TASK GOAL: Using the listing below, report all lines holding the word "true".

GIVEN INFORMATION:
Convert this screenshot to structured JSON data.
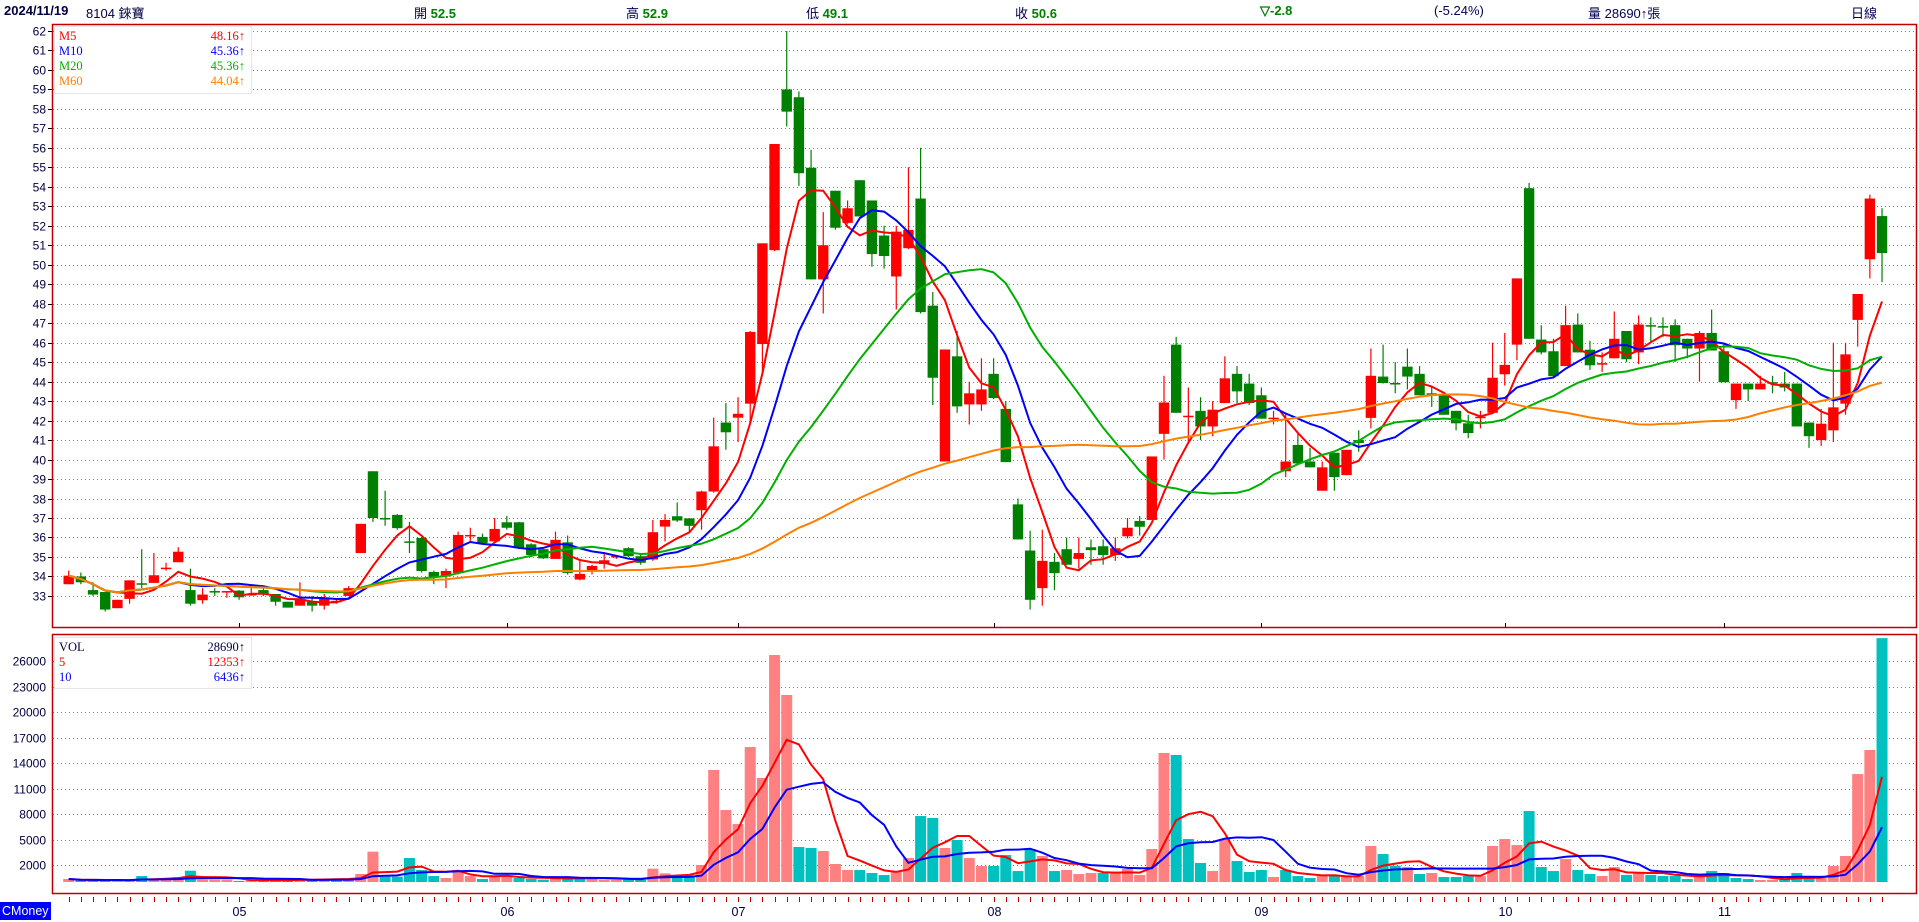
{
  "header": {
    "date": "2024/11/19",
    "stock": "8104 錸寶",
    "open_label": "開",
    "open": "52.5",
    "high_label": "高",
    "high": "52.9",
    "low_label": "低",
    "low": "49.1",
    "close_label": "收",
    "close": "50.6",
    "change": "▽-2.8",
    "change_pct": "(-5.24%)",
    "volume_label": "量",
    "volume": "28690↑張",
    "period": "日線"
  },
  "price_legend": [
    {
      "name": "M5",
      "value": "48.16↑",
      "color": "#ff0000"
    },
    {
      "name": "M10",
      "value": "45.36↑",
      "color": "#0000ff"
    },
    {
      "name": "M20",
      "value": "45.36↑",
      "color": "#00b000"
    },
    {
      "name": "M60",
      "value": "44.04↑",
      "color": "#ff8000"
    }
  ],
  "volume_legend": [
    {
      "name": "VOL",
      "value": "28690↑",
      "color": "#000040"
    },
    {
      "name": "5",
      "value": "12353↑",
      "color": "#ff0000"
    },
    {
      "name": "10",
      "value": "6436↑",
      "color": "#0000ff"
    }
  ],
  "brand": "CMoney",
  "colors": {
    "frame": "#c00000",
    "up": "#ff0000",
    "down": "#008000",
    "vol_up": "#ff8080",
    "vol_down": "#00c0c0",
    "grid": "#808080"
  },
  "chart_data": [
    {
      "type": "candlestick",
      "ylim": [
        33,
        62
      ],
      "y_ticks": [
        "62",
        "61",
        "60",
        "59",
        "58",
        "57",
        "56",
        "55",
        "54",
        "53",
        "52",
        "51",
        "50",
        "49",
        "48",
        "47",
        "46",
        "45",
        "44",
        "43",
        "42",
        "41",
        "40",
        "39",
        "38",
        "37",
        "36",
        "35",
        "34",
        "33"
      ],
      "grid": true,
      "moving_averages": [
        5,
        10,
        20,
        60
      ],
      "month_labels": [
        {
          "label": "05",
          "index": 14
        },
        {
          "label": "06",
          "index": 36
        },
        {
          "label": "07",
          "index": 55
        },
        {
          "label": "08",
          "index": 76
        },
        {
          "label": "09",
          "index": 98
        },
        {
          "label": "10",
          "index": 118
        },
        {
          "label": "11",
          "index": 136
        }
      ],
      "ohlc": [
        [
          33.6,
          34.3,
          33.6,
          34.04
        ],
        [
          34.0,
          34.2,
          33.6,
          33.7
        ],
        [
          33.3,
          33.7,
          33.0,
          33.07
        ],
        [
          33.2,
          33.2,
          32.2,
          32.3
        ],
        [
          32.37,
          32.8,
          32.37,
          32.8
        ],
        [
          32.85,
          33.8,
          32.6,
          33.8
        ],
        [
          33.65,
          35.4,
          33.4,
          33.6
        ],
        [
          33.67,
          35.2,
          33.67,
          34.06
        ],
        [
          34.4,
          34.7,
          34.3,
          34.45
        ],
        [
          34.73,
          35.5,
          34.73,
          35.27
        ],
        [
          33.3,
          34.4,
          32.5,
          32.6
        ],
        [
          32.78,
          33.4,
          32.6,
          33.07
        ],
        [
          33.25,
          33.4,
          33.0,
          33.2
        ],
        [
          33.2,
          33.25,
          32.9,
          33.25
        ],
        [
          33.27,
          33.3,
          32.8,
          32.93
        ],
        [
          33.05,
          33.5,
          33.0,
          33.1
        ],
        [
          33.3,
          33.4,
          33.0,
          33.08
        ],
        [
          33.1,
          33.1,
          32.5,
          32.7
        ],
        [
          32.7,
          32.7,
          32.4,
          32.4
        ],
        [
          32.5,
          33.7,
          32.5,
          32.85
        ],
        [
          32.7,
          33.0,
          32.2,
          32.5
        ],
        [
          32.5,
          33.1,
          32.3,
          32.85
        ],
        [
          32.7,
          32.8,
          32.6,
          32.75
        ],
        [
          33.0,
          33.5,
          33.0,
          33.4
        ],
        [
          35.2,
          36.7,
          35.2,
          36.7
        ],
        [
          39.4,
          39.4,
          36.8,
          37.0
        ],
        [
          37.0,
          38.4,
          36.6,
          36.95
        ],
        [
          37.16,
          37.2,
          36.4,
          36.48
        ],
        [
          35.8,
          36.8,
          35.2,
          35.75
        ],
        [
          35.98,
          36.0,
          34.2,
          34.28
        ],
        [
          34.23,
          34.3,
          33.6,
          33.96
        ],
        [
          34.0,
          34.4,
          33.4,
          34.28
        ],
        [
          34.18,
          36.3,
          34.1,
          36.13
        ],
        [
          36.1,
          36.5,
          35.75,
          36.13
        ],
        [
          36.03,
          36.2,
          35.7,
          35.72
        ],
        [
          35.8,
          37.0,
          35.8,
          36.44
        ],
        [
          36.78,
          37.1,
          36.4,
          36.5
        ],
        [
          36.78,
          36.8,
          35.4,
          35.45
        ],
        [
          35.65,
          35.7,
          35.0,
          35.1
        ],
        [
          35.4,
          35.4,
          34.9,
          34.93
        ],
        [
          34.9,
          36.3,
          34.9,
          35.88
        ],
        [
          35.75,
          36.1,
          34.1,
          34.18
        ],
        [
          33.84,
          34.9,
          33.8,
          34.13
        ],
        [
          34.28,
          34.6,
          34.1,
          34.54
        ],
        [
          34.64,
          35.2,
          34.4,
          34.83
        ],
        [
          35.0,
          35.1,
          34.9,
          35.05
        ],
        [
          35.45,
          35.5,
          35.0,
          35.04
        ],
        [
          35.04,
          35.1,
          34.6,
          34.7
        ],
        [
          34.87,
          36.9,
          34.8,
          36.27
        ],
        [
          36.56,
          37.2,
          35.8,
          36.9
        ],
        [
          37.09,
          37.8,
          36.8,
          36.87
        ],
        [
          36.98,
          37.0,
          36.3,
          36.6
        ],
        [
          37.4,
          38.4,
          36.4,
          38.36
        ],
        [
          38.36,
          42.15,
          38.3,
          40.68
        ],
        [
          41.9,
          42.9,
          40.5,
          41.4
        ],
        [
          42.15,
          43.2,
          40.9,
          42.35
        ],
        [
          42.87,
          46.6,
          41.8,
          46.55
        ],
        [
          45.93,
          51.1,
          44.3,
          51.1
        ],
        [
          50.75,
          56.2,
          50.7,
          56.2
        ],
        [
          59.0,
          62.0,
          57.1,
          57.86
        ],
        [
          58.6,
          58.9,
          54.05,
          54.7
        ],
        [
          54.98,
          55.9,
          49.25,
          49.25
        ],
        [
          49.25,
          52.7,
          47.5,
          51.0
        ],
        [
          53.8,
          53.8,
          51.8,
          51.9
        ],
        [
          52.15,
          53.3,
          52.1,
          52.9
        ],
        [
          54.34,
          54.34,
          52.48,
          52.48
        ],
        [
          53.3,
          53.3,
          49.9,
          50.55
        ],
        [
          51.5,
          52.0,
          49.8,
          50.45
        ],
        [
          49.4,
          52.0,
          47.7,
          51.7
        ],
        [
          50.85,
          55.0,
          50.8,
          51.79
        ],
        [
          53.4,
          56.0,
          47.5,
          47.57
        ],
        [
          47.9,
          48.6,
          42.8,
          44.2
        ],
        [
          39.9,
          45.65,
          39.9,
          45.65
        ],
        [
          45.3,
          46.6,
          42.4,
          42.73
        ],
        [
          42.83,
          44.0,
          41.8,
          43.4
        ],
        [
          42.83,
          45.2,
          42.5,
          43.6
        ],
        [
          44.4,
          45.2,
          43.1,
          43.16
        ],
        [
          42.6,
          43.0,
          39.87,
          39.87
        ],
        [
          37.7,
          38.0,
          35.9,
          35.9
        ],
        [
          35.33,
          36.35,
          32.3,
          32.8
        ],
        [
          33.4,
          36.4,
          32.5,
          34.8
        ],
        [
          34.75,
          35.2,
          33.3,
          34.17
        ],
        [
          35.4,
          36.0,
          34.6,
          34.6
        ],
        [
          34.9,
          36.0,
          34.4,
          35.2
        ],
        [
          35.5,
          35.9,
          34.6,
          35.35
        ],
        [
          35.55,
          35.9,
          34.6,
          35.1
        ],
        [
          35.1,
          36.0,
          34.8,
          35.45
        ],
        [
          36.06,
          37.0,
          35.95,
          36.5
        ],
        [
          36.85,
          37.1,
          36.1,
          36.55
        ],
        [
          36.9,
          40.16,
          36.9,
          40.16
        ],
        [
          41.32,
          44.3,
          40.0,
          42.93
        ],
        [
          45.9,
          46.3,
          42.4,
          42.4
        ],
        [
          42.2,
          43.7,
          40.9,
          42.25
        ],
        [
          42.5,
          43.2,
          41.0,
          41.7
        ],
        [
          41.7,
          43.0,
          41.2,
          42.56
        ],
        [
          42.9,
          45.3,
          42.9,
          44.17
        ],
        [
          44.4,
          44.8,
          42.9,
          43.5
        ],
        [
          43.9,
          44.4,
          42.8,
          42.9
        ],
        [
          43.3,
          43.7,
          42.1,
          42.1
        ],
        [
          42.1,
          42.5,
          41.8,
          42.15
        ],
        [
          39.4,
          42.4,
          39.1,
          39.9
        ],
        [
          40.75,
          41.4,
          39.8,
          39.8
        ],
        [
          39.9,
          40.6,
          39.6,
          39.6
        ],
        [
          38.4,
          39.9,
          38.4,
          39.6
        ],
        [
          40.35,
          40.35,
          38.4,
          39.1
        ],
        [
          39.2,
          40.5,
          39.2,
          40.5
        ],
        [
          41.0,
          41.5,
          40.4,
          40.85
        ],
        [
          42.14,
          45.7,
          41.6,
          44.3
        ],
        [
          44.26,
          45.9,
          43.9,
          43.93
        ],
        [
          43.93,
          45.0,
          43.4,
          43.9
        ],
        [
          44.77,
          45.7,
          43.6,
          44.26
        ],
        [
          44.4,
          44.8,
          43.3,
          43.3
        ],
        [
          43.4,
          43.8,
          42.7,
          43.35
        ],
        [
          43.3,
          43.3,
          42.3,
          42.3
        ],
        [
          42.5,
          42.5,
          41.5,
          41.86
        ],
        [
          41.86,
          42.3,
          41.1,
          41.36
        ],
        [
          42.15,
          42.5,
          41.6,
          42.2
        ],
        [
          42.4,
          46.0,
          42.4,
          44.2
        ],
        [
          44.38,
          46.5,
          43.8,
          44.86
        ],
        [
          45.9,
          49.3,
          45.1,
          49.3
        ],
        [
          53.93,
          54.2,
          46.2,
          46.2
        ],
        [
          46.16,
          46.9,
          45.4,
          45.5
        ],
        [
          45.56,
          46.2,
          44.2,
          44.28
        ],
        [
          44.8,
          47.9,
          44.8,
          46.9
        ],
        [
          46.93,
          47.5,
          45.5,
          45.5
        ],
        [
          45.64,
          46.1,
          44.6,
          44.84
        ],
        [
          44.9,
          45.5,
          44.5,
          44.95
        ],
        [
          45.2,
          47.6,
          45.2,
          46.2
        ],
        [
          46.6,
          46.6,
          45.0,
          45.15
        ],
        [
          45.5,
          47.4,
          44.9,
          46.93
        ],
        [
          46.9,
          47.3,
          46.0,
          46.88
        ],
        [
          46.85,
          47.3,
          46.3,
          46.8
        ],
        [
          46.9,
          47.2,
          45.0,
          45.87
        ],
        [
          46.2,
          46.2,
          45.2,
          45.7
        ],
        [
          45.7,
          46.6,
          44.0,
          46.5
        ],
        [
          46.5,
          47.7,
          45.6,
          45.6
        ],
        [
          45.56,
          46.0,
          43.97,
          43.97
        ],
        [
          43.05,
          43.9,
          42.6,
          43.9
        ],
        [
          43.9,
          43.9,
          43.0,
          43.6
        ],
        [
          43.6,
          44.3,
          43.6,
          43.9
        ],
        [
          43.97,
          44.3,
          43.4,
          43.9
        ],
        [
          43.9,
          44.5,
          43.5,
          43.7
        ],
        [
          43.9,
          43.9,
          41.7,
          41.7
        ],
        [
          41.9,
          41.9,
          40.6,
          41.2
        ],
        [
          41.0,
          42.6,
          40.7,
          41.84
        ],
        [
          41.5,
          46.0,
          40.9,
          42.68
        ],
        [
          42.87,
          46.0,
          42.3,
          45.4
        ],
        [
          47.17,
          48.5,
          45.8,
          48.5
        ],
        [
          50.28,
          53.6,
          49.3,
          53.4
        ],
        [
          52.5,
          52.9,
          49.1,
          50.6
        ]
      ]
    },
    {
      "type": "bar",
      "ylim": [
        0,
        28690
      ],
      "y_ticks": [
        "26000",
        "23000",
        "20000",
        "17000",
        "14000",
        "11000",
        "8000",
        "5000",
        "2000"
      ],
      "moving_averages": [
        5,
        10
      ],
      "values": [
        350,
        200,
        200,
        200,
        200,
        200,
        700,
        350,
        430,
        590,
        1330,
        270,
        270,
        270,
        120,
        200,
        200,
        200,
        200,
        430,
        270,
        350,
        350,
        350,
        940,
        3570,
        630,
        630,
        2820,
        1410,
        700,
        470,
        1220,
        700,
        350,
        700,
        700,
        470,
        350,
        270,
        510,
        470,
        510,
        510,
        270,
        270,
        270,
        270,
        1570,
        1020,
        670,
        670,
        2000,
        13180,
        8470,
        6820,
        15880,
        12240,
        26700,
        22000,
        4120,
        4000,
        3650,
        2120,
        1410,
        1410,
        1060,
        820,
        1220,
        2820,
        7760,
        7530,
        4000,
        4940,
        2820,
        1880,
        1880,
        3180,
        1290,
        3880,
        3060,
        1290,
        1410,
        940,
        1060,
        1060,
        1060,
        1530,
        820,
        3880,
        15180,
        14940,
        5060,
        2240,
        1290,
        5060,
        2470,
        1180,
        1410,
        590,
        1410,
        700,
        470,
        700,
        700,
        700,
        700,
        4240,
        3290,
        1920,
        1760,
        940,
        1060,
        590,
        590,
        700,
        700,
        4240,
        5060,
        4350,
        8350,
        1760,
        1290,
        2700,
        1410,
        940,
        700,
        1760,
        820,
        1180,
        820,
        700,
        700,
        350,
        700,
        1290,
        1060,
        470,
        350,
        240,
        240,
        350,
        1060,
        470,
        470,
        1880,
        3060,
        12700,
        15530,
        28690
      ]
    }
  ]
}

==

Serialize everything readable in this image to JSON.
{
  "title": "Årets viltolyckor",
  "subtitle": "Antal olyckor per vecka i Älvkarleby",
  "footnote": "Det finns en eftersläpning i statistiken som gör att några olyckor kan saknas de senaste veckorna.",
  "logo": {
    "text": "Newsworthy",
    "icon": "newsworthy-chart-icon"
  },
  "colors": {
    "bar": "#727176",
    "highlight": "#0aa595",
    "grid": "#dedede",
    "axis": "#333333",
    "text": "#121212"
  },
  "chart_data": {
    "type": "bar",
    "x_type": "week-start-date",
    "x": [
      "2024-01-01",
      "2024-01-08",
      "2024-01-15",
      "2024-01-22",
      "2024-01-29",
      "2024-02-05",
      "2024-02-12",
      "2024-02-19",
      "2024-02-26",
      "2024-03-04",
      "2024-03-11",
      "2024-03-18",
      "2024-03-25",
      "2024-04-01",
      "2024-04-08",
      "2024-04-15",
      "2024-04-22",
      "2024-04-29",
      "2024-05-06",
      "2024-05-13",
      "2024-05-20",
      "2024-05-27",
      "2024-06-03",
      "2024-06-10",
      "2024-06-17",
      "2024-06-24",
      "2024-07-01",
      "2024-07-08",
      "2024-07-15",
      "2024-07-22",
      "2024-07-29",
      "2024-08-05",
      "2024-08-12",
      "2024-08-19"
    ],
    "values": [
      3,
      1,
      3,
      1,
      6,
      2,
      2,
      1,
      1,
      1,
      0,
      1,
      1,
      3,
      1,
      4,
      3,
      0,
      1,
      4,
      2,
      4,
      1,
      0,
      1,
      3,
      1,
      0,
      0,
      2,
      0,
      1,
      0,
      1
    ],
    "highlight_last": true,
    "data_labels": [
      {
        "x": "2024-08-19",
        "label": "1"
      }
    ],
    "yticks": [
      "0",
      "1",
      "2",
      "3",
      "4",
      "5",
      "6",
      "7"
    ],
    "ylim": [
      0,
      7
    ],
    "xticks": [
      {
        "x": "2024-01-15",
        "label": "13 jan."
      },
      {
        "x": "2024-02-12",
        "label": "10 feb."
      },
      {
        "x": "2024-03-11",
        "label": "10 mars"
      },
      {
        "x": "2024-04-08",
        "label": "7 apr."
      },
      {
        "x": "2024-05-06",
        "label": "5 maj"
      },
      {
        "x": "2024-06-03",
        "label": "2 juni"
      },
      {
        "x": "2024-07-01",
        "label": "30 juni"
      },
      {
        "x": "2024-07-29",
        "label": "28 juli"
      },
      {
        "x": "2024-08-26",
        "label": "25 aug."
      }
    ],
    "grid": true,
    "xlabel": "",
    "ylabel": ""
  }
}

RESPONSE:
      "grid": true,
    "highlight_last": true,
    "grid": true,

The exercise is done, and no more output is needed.